TASKS |
[A] In the blog post arguing for the left, what could the same £300 provide instead of a designer T-shirt?
[B] Reproduce the blog post arguing for the left from "A whole book" up to and including "pay much more).".

PASSAGE FOR REVIEW: Begin

Cross it out! (Weblog)


One Argument for The Left
October 8, 2008, 6:37 pm
Filed under: Politics

A whole book could be written arguing why someone should be left or right wing in modern society. So, instead, I will make a case for one basic leftist principle – one that is at the heart of the differences between it and conservatism.

It is perfectly acceptable for the government to take an active and substantial role in areas such as the provision of health care, the creation and maintenance of infrastructure, and some provision for the poor and disabled.

Now, a great many conservatives would have a problem with this. Such government programmes will tend to benefit some more than others, and are always funded disproportionately by the rich and well-off middle classes (even if everyone paid a flat percentage of income, the rich would still pay much more).

They effectively redistribute economic goods – but I do not intend to justify them on the grounds that they aim towards a particular ‘just’ distribution. In fact, I intend to bypass the issue of justice altogether.

Because if we concede the point that the rich people’s money is ‘theirs’, but then go on to ask what they should do with it, conservatives have little to say.

I suppose what they would say is: “Whatever they want”. But while apparently answering the question, this in fact waves it away. People are “entitled” to spend their money as they please – that is their right in a liberal society with a free market.

But, in asking what the rich should do with their money, we are really asking “what would it be best to spend it on?”

This does assume that you have a morality. With that assumption we can also say that some things are morally better than others.

Wouldn’t most people say that charity is right? Even if money is yours, if you are faced with spending £300 on a designer T-shirt or spending the same £300 on providing shelter for someone who is homeless for half a year, the latter is absolutely the right choice.

I’m assuming the existence of absolute morality and absolute right-or-wrong choices. Absolute morality is a fair assumption because most people do acknowledge right and wrong.

But if that’s the case, couldn’t it be the right choice for rich people to pay, along with smaller contributions from less wealthy members of society, for some basic goods? For instance, basic shelter for the homeless, a health-care safety net if people fall seriously ill and can’t afford vital operations, education, or the broadly shared public good of clean air?

PASSAGE FOR REVIEW: End
SUPPLIED DATA: Begin

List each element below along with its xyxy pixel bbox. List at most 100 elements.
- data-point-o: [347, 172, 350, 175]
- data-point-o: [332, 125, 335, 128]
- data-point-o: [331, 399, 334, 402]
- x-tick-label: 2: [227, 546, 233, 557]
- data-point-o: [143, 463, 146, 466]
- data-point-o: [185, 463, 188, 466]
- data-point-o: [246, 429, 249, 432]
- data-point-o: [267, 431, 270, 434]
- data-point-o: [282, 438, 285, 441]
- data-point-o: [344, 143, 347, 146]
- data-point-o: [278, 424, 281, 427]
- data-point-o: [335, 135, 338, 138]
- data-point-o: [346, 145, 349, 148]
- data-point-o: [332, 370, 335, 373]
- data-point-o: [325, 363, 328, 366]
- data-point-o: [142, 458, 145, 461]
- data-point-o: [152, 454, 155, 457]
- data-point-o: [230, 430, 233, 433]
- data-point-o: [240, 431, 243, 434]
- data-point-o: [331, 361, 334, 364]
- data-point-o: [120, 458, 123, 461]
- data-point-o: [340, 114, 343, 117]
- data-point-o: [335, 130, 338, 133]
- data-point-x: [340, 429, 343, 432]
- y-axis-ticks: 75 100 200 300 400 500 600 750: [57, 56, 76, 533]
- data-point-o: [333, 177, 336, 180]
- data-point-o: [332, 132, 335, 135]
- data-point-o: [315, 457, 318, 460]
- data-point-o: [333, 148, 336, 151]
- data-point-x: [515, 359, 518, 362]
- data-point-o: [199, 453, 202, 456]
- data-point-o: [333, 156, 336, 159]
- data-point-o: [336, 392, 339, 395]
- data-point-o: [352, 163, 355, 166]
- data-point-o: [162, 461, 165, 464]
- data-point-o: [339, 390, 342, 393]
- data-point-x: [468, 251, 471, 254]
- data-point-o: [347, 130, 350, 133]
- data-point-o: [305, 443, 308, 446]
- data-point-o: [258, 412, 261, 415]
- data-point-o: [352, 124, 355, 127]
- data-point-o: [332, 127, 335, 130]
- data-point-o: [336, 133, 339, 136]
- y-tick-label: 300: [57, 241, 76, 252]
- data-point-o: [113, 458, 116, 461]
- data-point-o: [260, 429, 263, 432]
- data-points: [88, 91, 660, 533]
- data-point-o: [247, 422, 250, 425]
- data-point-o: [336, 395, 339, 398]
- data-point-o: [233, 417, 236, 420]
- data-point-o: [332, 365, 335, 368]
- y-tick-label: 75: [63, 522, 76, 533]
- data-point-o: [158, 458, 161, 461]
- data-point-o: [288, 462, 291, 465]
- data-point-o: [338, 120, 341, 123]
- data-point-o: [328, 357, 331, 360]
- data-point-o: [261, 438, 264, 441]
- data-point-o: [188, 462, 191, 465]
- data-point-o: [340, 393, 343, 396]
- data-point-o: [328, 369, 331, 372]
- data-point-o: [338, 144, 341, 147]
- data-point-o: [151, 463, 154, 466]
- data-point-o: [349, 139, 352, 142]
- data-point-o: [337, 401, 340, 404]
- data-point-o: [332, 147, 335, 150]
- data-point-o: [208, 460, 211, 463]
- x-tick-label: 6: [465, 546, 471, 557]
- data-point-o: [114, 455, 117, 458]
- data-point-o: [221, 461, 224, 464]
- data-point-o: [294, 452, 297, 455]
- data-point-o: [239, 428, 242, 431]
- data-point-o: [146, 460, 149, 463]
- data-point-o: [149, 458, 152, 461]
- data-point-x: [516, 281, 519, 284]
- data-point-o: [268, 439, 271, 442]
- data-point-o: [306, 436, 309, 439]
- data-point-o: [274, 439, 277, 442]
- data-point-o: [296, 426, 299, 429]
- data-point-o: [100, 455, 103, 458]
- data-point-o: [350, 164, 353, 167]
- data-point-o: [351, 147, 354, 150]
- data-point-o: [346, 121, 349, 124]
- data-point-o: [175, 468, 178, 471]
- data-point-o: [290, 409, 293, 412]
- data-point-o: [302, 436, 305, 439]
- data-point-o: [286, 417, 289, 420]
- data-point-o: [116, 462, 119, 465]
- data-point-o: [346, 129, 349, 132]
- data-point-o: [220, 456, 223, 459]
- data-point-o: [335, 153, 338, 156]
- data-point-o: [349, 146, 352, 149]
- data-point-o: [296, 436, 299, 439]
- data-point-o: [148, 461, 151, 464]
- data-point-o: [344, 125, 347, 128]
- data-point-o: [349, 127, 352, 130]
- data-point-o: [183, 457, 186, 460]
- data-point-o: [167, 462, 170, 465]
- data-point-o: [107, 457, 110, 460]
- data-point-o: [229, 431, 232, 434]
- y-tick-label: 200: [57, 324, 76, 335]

SUPPLIED DATA: End

ACTIVITY ANSWERS |
[A] Shelter for someone who is homeless for half a year.

[B]
A whole book could be written arguing why someone should be left or right wing in modern society. So, instead, I will make a case for one basic leftist principle – one that is at the heart of the differences between it and conservatism.

It is perfectly acceptable for the government to take an active and substantial role in areas such as the provision of health care, the creation and maintenance of infrastructure, and some provision for the poor and disabled.

Now, a great many conservatives would have a problem with this. Such government programmes will tend to benefit some more than others, and are always funded disproportionately by the rich and well-off middle classes (even if everyone paid a flat percentage of income, the rich would still pay much more).